WHAT IS NEEDED:
Extract each line bearing the word "body".

EXCERPTED DATA:
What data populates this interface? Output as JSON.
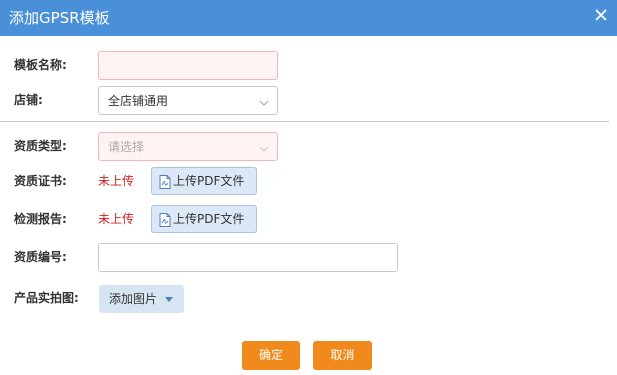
{
  "dialog": {
    "title": "添加GPSR模板",
    "close_icon": "close-icon",
    "header_color": "#4a90d9"
  },
  "form": {
    "template_name": {
      "label": "模板名称:",
      "value": ""
    },
    "store": {
      "label": "店铺:",
      "value": "全店铺通用"
    },
    "qualification_type": {
      "label": "资质类型:",
      "placeholder": "请选择"
    },
    "qualification_cert": {
      "label": "资质证书:",
      "status": "未上传",
      "upload_label": "上传PDF文件"
    },
    "inspection_report": {
      "label": "检测报告:",
      "status": "未上传",
      "upload_label": "上传PDF文件"
    },
    "qualification_number": {
      "label": "资质编号:",
      "value": ""
    },
    "product_photos": {
      "label": "产品实拍图:",
      "button_label": "添加图片"
    }
  },
  "actions": {
    "confirm_label": "确定",
    "cancel_label": "取消",
    "accent_color": "#f08a1c"
  }
}
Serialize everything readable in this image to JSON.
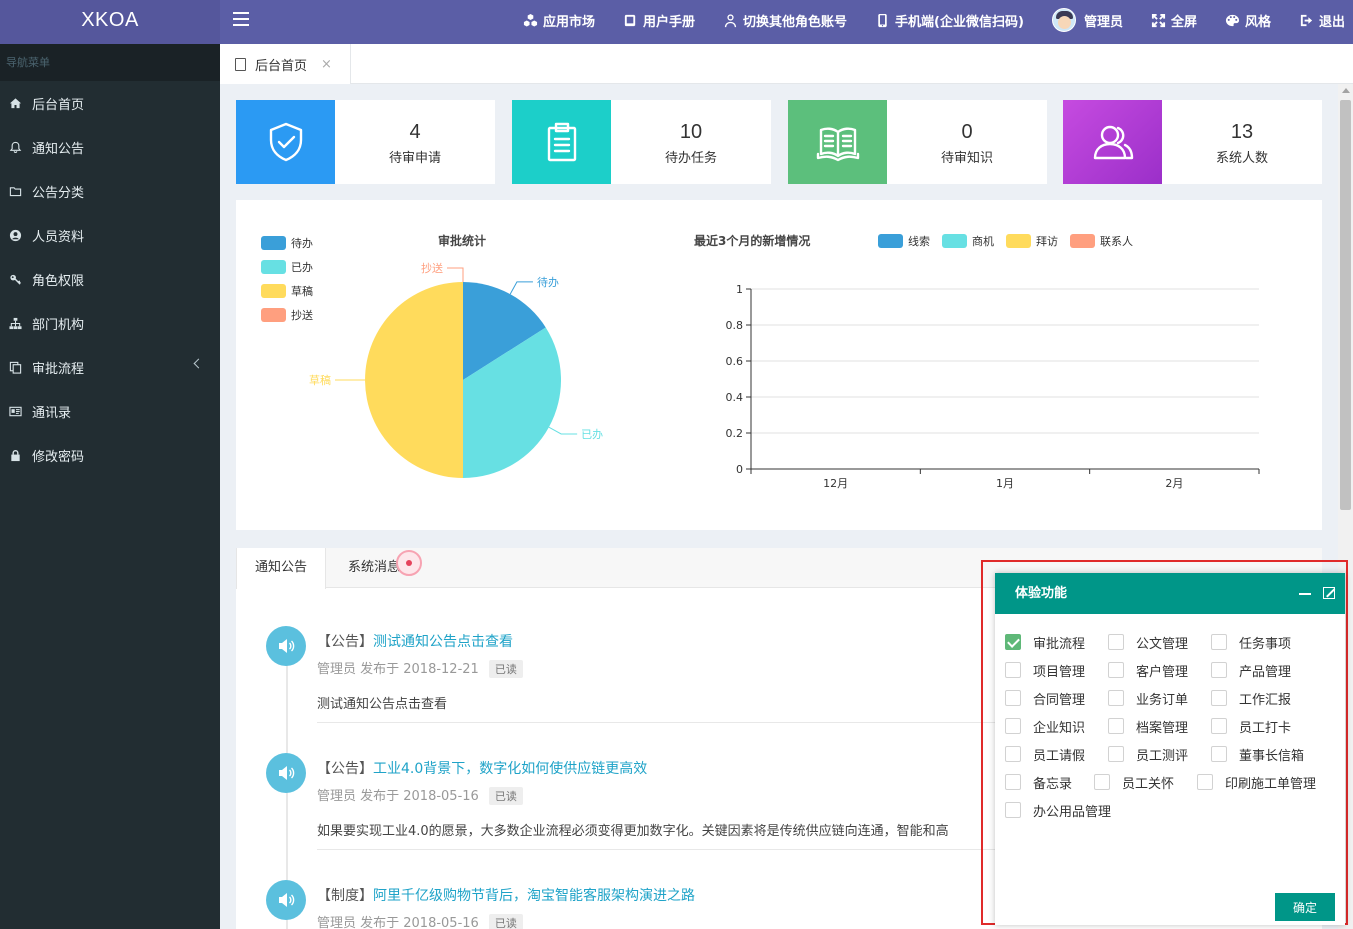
{
  "app": {
    "title": "XKOA"
  },
  "topnav": {
    "items": [
      {
        "label": "应用市场",
        "icon": "cubes-icon"
      },
      {
        "label": "用户手册",
        "icon": "book-icon"
      },
      {
        "label": "切换其他角色账号",
        "icon": "user-switch-icon"
      },
      {
        "label": "手机端(企业微信扫码)",
        "icon": "mobile-icon"
      },
      {
        "label": "管理员",
        "icon": "avatar"
      },
      {
        "label": "全屏",
        "icon": "expand-icon"
      },
      {
        "label": "风格",
        "icon": "palette-icon"
      },
      {
        "label": "退出",
        "icon": "logout-icon"
      }
    ]
  },
  "sidebar": {
    "header": "导航菜单",
    "items": [
      {
        "label": "后台首页",
        "icon": "home-icon"
      },
      {
        "label": "通知公告",
        "icon": "bell-icon"
      },
      {
        "label": "公告分类",
        "icon": "folder-icon"
      },
      {
        "label": "人员资料",
        "icon": "user-circle-icon"
      },
      {
        "label": "角色权限",
        "icon": "key-icon"
      },
      {
        "label": "部门机构",
        "icon": "sitemap-icon"
      },
      {
        "label": "审批流程",
        "icon": "copy-icon"
      },
      {
        "label": "通讯录",
        "icon": "id-card-icon"
      },
      {
        "label": "修改密码",
        "icon": "lock-icon"
      }
    ]
  },
  "tabs": {
    "home_label": "后台首页",
    "close_glyph": "×"
  },
  "stats": [
    {
      "value": "4",
      "label": "待审申请",
      "color": "#2b9af3",
      "icon": "shield-check-icon"
    },
    {
      "value": "10",
      "label": "待办任务",
      "color": "#1ccfc9",
      "icon": "clipboard-icon"
    },
    {
      "value": "0",
      "label": "待审知识",
      "color": "#5cbf7c",
      "icon": "open-book-icon"
    },
    {
      "value": "13",
      "label": "系统人数",
      "color": "#b23fd6",
      "icon": "users-icon"
    }
  ],
  "chart_data": [
    {
      "type": "pie",
      "title": "审批统计",
      "legend": [
        "待办",
        "已办",
        "草稿",
        "抄送"
      ],
      "legend_position": "top-left",
      "colors": [
        "#3a9fd9",
        "#67e0e3",
        "#ffdb5c",
        "#ff9f7f"
      ],
      "values": [
        1.6,
        3.4,
        5,
        0
      ]
    },
    {
      "type": "line",
      "title": "最近3个月的新增情况",
      "legend_position": "top",
      "categories": [
        "12月",
        "1月",
        "2月"
      ],
      "ylim": [
        0,
        1
      ],
      "yticks": [
        "0",
        "0.2",
        "0.4",
        "0.6",
        "0.8",
        "1"
      ],
      "grid": true,
      "series": [
        {
          "name": "线索",
          "color": "#3a9fd9",
          "values": [
            0,
            0,
            0
          ]
        },
        {
          "name": "商机",
          "color": "#67e0e3",
          "values": [
            0,
            0,
            0
          ]
        },
        {
          "name": "拜访",
          "color": "#ffdb5c",
          "values": [
            0,
            0,
            0
          ]
        },
        {
          "name": "联系人",
          "color": "#ff9f7f",
          "values": [
            0,
            0,
            0
          ]
        }
      ]
    }
  ],
  "notice": {
    "tabs": [
      "通知公告",
      "系统消息"
    ],
    "items": [
      {
        "category": "【公告】",
        "title": "测试通知公告点击查看",
        "meta": "管理员 发布于 2018-12-21",
        "status": "已读",
        "body": "测试通知公告点击查看"
      },
      {
        "category": "【公告】",
        "title": "工业4.0背景下，数字化如何使供应链更高效",
        "meta": "管理员 发布于 2018-05-16",
        "status": "已读",
        "body": "如果要实现工业4.0的愿景，大多数企业流程必须变得更加数字化。关键因素将是传统供应链向连通，智能和高"
      },
      {
        "category": "【制度】",
        "title": "阿里千亿级购物节背后，淘宝智能客服架构演进之路",
        "meta": "管理员 发布于 2018-05-16",
        "status": "已读",
        "body": ""
      }
    ]
  },
  "popup": {
    "title": "体验功能",
    "confirm": "确定",
    "features": [
      {
        "label": "审批流程",
        "checked": true
      },
      {
        "label": "公文管理",
        "checked": false
      },
      {
        "label": "任务事项",
        "checked": false
      },
      {
        "label": "项目管理",
        "checked": false
      },
      {
        "label": "客户管理",
        "checked": false
      },
      {
        "label": "产品管理",
        "checked": false
      },
      {
        "label": "合同管理",
        "checked": false
      },
      {
        "label": "业务订单",
        "checked": false
      },
      {
        "label": "工作汇报",
        "checked": false
      },
      {
        "label": "企业知识",
        "checked": false
      },
      {
        "label": "档案管理",
        "checked": false
      },
      {
        "label": "员工打卡",
        "checked": false
      },
      {
        "label": "员工请假",
        "checked": false
      },
      {
        "label": "员工测评",
        "checked": false
      },
      {
        "label": "董事长信箱",
        "checked": false
      },
      {
        "label": "备忘录",
        "checked": false
      },
      {
        "label": "员工关怀",
        "checked": false
      },
      {
        "label": "印刷施工单管理",
        "checked": false
      },
      {
        "label": "办公用品管理",
        "checked": false
      }
    ]
  }
}
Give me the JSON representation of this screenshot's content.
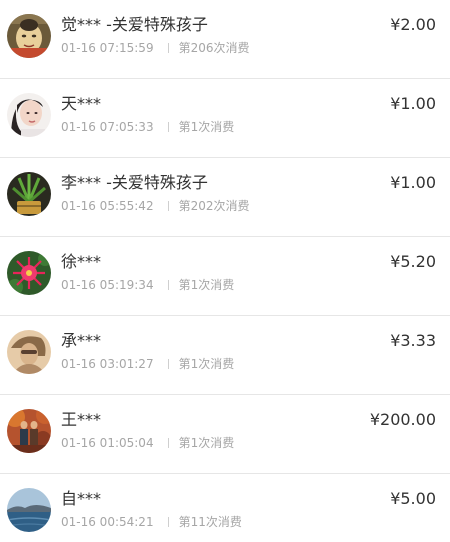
{
  "records": [
    {
      "name": "觉*** -关爱特殊孩子",
      "time": "01-16 07:15:59",
      "count": "第206次消费",
      "amount": "¥2.00",
      "avatar": "buddha-figure-avatar"
    },
    {
      "name": "天***",
      "time": "01-16 07:05:33",
      "count": "第1次消费",
      "amount": "¥1.00",
      "avatar": "woman-portrait-avatar"
    },
    {
      "name": "李*** -关爱特殊孩子",
      "time": "01-16 05:55:42",
      "count": "第202次消费",
      "amount": "¥1.00",
      "avatar": "potted-plant-avatar"
    },
    {
      "name": "徐***",
      "time": "01-16 05:19:34",
      "count": "第1次消费",
      "amount": "¥5.20",
      "avatar": "red-flower-avatar"
    },
    {
      "name": "承***",
      "time": "01-16 03:01:27",
      "count": "第1次消费",
      "amount": "¥3.33",
      "avatar": "sepia-portrait-avatar"
    },
    {
      "name": "王***",
      "time": "01-16 01:05:04",
      "count": "第1次消费",
      "amount": "¥200.00",
      "avatar": "autumn-couple-avatar"
    },
    {
      "name": "自***",
      "time": "01-16 00:54:21",
      "count": "第11次消费",
      "amount": "¥5.00",
      "avatar": "seascape-avatar"
    }
  ]
}
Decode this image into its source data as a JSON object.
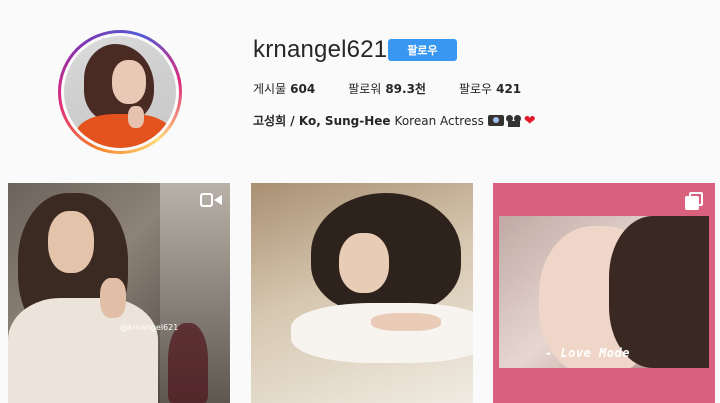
{
  "profile": {
    "username": "krnangel621",
    "follow_label": "팔로우",
    "stats": [
      {
        "label": "게시물",
        "value": "604"
      },
      {
        "label": "팔로워",
        "value": "89.3천"
      },
      {
        "label": "팔로우",
        "value": "421"
      }
    ],
    "bio_name": "고성희 / Ko, Sung-Hee",
    "bio_text": "Korean Actress",
    "bio_heart": "❤"
  },
  "posts": [
    {
      "type": "video",
      "caption": "@krnangel621"
    },
    {
      "type": "photo"
    },
    {
      "type": "multi",
      "caption": "- Love Mode"
    }
  ],
  "colors": {
    "follow_button": "#3897f0",
    "post3_frame": "#d9617e"
  },
  "icons": {
    "video": "video-camera-icon",
    "multi": "carousel-icon"
  }
}
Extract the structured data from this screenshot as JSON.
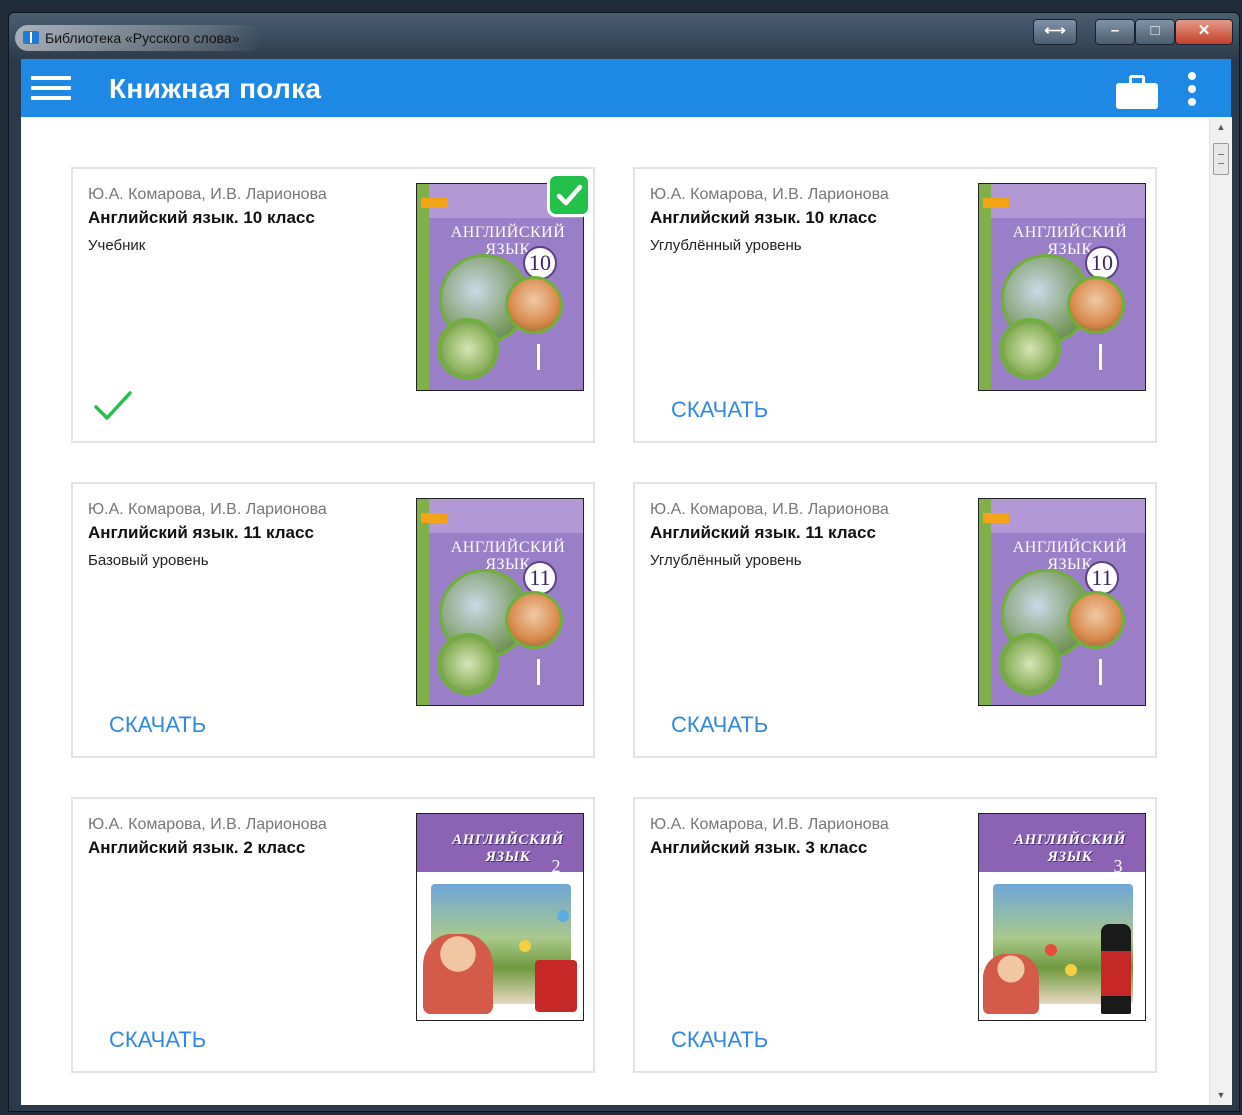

ANSWER TO THE TASK:
        "body": "测试通知公告点击查看"
        "body": "如果要实现工业4.0的愿景，大多数企业流程必须变得更加数字化。关键因素将是传统供应链向连通，智能和高"
        "body": ""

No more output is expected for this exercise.